- _TASK MATERIAL_:

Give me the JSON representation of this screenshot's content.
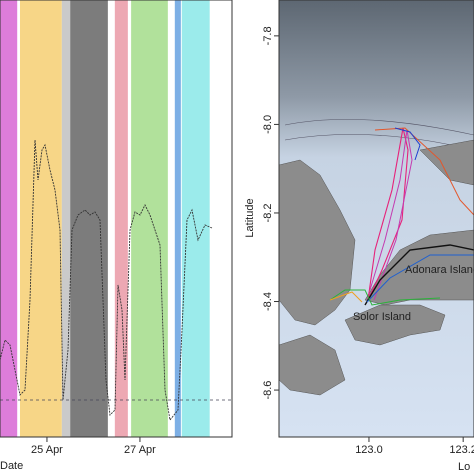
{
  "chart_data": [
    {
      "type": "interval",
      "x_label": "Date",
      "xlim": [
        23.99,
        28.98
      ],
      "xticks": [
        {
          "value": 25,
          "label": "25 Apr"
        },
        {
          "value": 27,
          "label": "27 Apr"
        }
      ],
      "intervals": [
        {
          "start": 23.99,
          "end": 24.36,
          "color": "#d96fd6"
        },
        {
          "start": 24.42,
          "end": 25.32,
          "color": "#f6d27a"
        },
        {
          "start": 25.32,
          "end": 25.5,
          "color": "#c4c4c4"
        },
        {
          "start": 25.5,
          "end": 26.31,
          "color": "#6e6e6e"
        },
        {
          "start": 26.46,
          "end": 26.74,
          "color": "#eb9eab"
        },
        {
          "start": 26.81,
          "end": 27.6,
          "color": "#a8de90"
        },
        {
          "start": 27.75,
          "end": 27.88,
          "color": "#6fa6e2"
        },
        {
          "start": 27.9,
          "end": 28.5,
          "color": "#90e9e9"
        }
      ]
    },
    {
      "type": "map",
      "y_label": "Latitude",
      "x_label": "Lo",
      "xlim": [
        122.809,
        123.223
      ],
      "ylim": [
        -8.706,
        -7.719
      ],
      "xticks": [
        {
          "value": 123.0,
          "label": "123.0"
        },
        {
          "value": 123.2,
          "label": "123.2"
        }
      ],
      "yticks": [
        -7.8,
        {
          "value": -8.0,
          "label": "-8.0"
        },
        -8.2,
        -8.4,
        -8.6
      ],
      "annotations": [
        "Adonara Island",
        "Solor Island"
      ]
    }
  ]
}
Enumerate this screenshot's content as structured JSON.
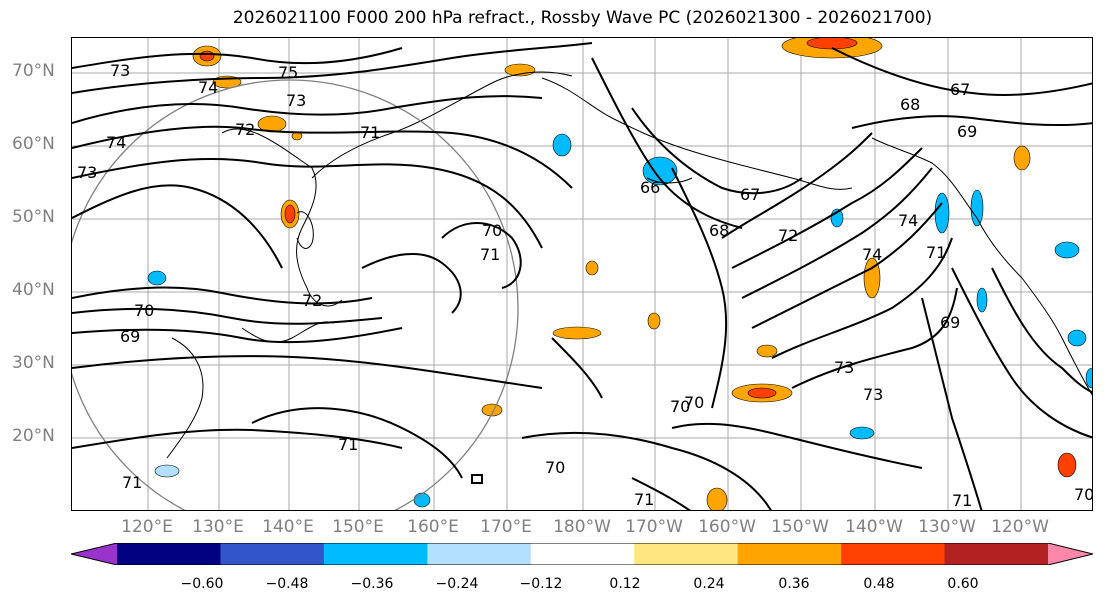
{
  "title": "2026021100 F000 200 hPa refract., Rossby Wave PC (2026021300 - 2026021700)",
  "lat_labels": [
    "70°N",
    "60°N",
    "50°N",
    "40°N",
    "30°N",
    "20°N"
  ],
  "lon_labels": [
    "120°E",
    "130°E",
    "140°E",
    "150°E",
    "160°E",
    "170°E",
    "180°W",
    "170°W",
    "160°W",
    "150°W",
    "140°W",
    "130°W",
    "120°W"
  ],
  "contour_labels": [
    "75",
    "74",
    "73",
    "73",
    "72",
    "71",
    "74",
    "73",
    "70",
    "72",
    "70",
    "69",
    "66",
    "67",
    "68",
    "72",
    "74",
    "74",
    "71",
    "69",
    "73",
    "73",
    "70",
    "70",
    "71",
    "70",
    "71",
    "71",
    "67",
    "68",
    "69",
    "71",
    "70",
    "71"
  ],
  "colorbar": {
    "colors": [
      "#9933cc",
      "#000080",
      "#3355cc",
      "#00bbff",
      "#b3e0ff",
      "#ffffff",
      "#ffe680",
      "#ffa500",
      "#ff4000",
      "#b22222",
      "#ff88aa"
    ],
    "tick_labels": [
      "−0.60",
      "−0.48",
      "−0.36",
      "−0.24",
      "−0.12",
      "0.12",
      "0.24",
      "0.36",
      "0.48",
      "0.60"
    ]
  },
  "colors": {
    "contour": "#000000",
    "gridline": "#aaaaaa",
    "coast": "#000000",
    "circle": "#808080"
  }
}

- _JOB_: Going through the records above, state how many lines carry "value", with no other text.

- _RESPONSE TO THE TASK_: 5